### [Record set]
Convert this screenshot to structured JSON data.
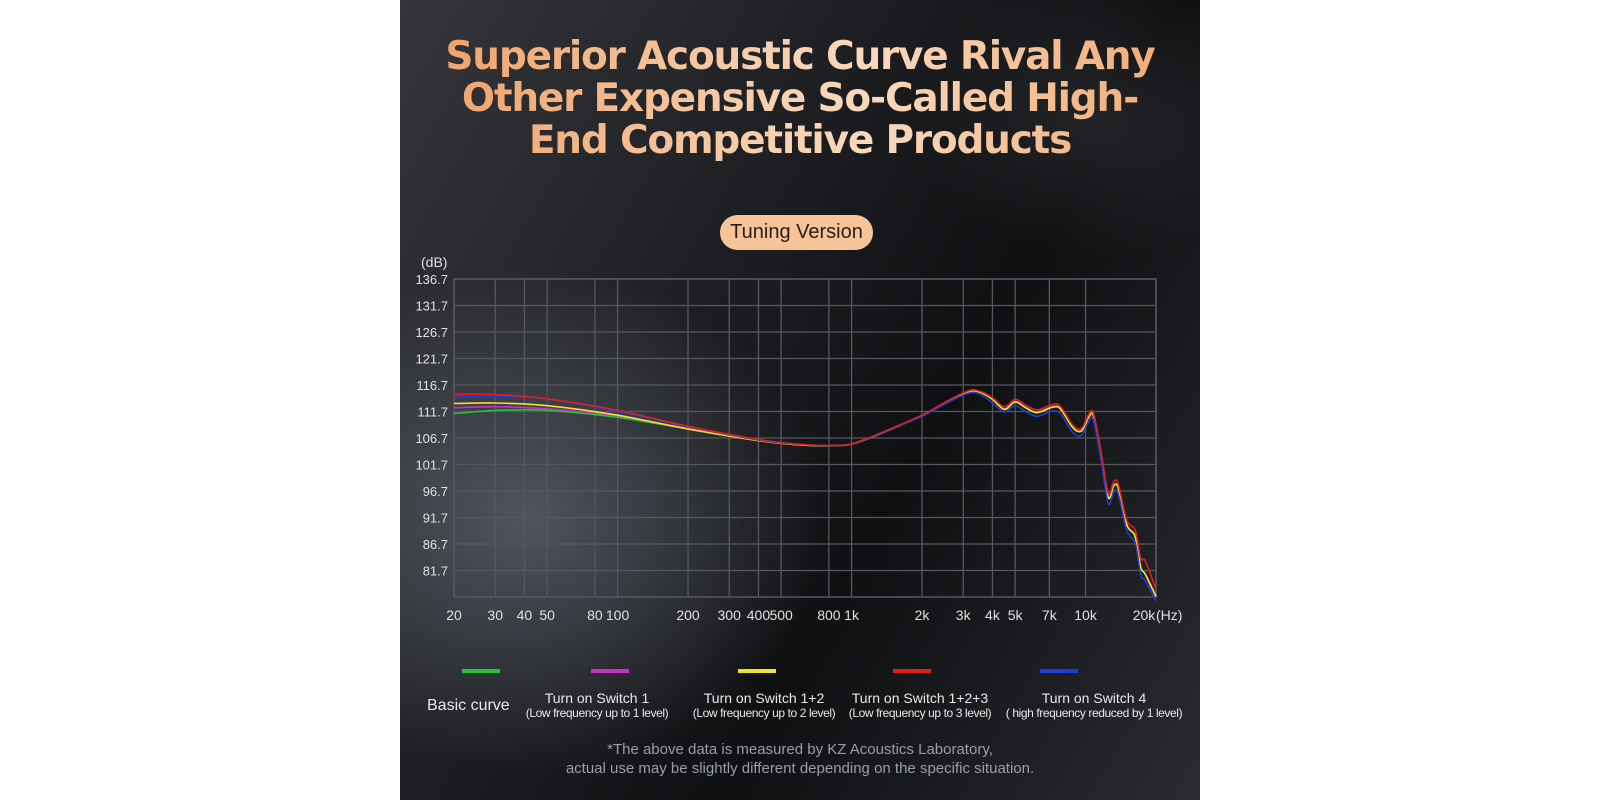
{
  "title": "Superior Acoustic Curve Rival Any Other Expensive So-Called High-End Competitive Products",
  "badge": "Tuning Version",
  "colors": {
    "title_gradient": [
      "#f0a36a",
      "#f8d9bd"
    ],
    "badge_bg": "#f7c49a",
    "grid": "#55585e",
    "axis_text": "#e0e0e0"
  },
  "chart_data": {
    "type": "line",
    "y_unit_label": "(dB)",
    "x_unit_label": "(Hz)",
    "x_scale": "log",
    "xlim": [
      20,
      20000
    ],
    "ylim": [
      76.7,
      136.7
    ],
    "grid": true,
    "y_ticks": [
      136.7,
      131.7,
      126.7,
      121.7,
      116.7,
      111.7,
      106.7,
      101.7,
      96.7,
      91.7,
      86.7,
      81.7
    ],
    "x_ticks": [
      {
        "value": 20,
        "label": "20"
      },
      {
        "value": 30,
        "label": "30"
      },
      {
        "value": 40,
        "label": "40"
      },
      {
        "value": 50,
        "label": "50"
      },
      {
        "value": 80,
        "label": "80"
      },
      {
        "value": 100,
        "label": "100"
      },
      {
        "value": 200,
        "label": "200"
      },
      {
        "value": 300,
        "label": "300"
      },
      {
        "value": 400,
        "label": "400"
      },
      {
        "value": 500,
        "label": "500"
      },
      {
        "value": 800,
        "label": "800"
      },
      {
        "value": 1000,
        "label": "1k"
      },
      {
        "value": 2000,
        "label": "2k"
      },
      {
        "value": 3000,
        "label": "3k"
      },
      {
        "value": 4000,
        "label": "4k"
      },
      {
        "value": 5000,
        "label": "5k"
      },
      {
        "value": 7000,
        "label": "7k"
      },
      {
        "value": 10000,
        "label": "10k"
      },
      {
        "value": 20000,
        "label": "20k"
      }
    ],
    "series": [
      {
        "name": "Basic curve",
        "color": "#22c43a",
        "points": [
          [
            20,
            111.3
          ],
          [
            30,
            111.9
          ],
          [
            50,
            111.9
          ],
          [
            100,
            110.6
          ],
          [
            200,
            108.4
          ],
          [
            400,
            106.2
          ],
          [
            600,
            105.4
          ],
          [
            900,
            105.3
          ],
          [
            1100,
            106.1
          ],
          [
            1500,
            108.5
          ],
          [
            2000,
            110.9
          ],
          [
            2500,
            113.3
          ],
          [
            3000,
            115.0
          ],
          [
            3300,
            115.6
          ],
          [
            3600,
            115.2
          ],
          [
            4000,
            114.0
          ],
          [
            4500,
            112.1
          ],
          [
            5000,
            113.5
          ],
          [
            5500,
            112.5
          ],
          [
            6200,
            111.5
          ],
          [
            7200,
            112.5
          ],
          [
            7800,
            112.2
          ],
          [
            8800,
            108.7
          ],
          [
            9600,
            108.0
          ],
          [
            10300,
            110.6
          ],
          [
            10800,
            110.9
          ],
          [
            11600,
            104.0
          ],
          [
            12500,
            95.5
          ],
          [
            13200,
            97.7
          ],
          [
            13800,
            97.2
          ],
          [
            15000,
            90.3
          ],
          [
            16300,
            88.1
          ],
          [
            17200,
            82.3
          ],
          [
            18000,
            81.0
          ],
          [
            20000,
            76.8
          ]
        ]
      },
      {
        "name": "Turn on Switch 1",
        "sub": "(Low frequency up to 1 level)",
        "color": "#cc2fc6",
        "points": [
          [
            20,
            112.4
          ],
          [
            30,
            112.6
          ],
          [
            50,
            112.2
          ],
          [
            100,
            110.9
          ],
          [
            200,
            108.5
          ],
          [
            400,
            106.3
          ],
          [
            600,
            105.5
          ],
          [
            900,
            105.3
          ],
          [
            1100,
            106.1
          ],
          [
            1500,
            108.5
          ],
          [
            2000,
            110.9
          ],
          [
            2500,
            113.3
          ],
          [
            3000,
            115.1
          ],
          [
            3300,
            115.7
          ],
          [
            3600,
            115.3
          ],
          [
            4000,
            114.1
          ],
          [
            4500,
            112.2
          ],
          [
            5000,
            113.6
          ],
          [
            5500,
            112.6
          ],
          [
            6200,
            111.6
          ],
          [
            7200,
            112.6
          ],
          [
            7800,
            112.3
          ],
          [
            8800,
            108.8
          ],
          [
            9600,
            108.1
          ],
          [
            10300,
            110.7
          ],
          [
            10800,
            111.0
          ],
          [
            11600,
            104.1
          ],
          [
            12500,
            95.6
          ],
          [
            13200,
            97.8
          ],
          [
            13800,
            97.3
          ],
          [
            15000,
            90.4
          ],
          [
            16300,
            88.2
          ],
          [
            17200,
            82.4
          ],
          [
            18000,
            81.1
          ],
          [
            20000,
            77.0
          ]
        ]
      },
      {
        "name": "Turn on Switch 1+2",
        "sub": "(Low frequency up to 2 level)",
        "color": "#f0e22a",
        "points": [
          [
            20,
            113.2
          ],
          [
            30,
            113.3
          ],
          [
            50,
            112.8
          ],
          [
            100,
            111.0
          ],
          [
            200,
            108.4
          ],
          [
            400,
            106.2
          ],
          [
            600,
            105.4
          ],
          [
            900,
            105.3
          ],
          [
            1100,
            106.1
          ],
          [
            1500,
            108.5
          ],
          [
            2000,
            110.9
          ],
          [
            2500,
            113.3
          ],
          [
            3000,
            115.0
          ],
          [
            3300,
            115.6
          ],
          [
            3600,
            115.2
          ],
          [
            4000,
            114.0
          ],
          [
            4500,
            112.1
          ],
          [
            5000,
            113.5
          ],
          [
            5500,
            112.5
          ],
          [
            6200,
            111.5
          ],
          [
            7200,
            112.5
          ],
          [
            7800,
            112.2
          ],
          [
            8800,
            108.7
          ],
          [
            9600,
            108.0
          ],
          [
            10300,
            110.6
          ],
          [
            10800,
            110.9
          ],
          [
            11600,
            104.0
          ],
          [
            12500,
            95.5
          ],
          [
            13200,
            97.7
          ],
          [
            13800,
            97.2
          ],
          [
            15000,
            90.3
          ],
          [
            16300,
            88.1
          ],
          [
            17200,
            82.3
          ],
          [
            18000,
            81.0
          ],
          [
            20000,
            76.8
          ]
        ]
      },
      {
        "name": "Turn on Switch 1+2+3",
        "sub": "(Low frequency up to 3 level)",
        "color": "#e0201e",
        "points": [
          [
            20,
            114.9
          ],
          [
            30,
            114.9
          ],
          [
            50,
            114.1
          ],
          [
            100,
            111.9
          ],
          [
            200,
            108.9
          ],
          [
            400,
            106.4
          ],
          [
            600,
            105.5
          ],
          [
            900,
            105.3
          ],
          [
            1100,
            106.2
          ],
          [
            1500,
            108.6
          ],
          [
            2000,
            111.0
          ],
          [
            2500,
            113.4
          ],
          [
            3000,
            115.2
          ],
          [
            3300,
            115.8
          ],
          [
            3600,
            115.4
          ],
          [
            4000,
            114.3
          ],
          [
            4500,
            112.6
          ],
          [
            5000,
            114.0
          ],
          [
            5500,
            113.0
          ],
          [
            6200,
            112.0
          ],
          [
            7200,
            113.0
          ],
          [
            7800,
            112.7
          ],
          [
            8800,
            109.2
          ],
          [
            9600,
            108.5
          ],
          [
            10300,
            111.1
          ],
          [
            10800,
            111.4
          ],
          [
            11600,
            104.6
          ],
          [
            12500,
            96.3
          ],
          [
            13200,
            98.5
          ],
          [
            13800,
            98.0
          ],
          [
            15000,
            91.2
          ],
          [
            16300,
            89.3
          ],
          [
            17200,
            84.0
          ],
          [
            18000,
            83.5
          ],
          [
            20000,
            78.2
          ]
        ]
      },
      {
        "name": "Turn on Switch 4",
        "sub": "( high frequency reduced by 1 level)",
        "color": "#1b3fd6",
        "points": [
          [
            20,
            114.4
          ],
          [
            30,
            114.6
          ],
          [
            50,
            114.1
          ],
          [
            100,
            111.7
          ],
          [
            200,
            108.8
          ],
          [
            400,
            106.3
          ],
          [
            600,
            105.5
          ],
          [
            900,
            105.3
          ],
          [
            1100,
            106.1
          ],
          [
            1500,
            108.5
          ],
          [
            2000,
            110.8
          ],
          [
            2500,
            113.1
          ],
          [
            3000,
            114.8
          ],
          [
            3300,
            115.3
          ],
          [
            3600,
            114.8
          ],
          [
            4000,
            113.3
          ],
          [
            4500,
            111.6
          ],
          [
            5000,
            112.8
          ],
          [
            5500,
            111.8
          ],
          [
            6200,
            110.8
          ],
          [
            7200,
            111.8
          ],
          [
            7800,
            111.3
          ],
          [
            8800,
            107.8
          ],
          [
            9600,
            107.2
          ],
          [
            10300,
            109.8
          ],
          [
            10800,
            110.1
          ],
          [
            11600,
            103.0
          ],
          [
            12500,
            94.4
          ],
          [
            13200,
            96.6
          ],
          [
            13800,
            96.1
          ],
          [
            15000,
            89.2
          ],
          [
            16300,
            86.9
          ],
          [
            17200,
            80.9
          ],
          [
            18000,
            79.8
          ],
          [
            20000,
            76.0
          ]
        ]
      }
    ]
  },
  "legend": {
    "basic": "Basic curve",
    "items": [
      {
        "main": "Turn on Switch 1",
        "sub": "(Low frequency up to 1 level)"
      },
      {
        "main": "Turn on Switch 1+2",
        "sub": "(Low frequency up to 2 level)"
      },
      {
        "main": "Turn on Switch 1+2+3",
        "sub": "(Low frequency up to 3 level)"
      },
      {
        "main": "Turn on Switch 4",
        "sub": "( high frequency reduced by 1 level)"
      }
    ]
  },
  "footnote": {
    "line1": "*The above data is measured by KZ Acoustics Laboratory,",
    "line2": "actual use may be slightly different depending on the specific situation."
  }
}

### [Short task]
Of the lines in this listing, report how many contain the string "name", and give the number only.

### [Exercise output]
5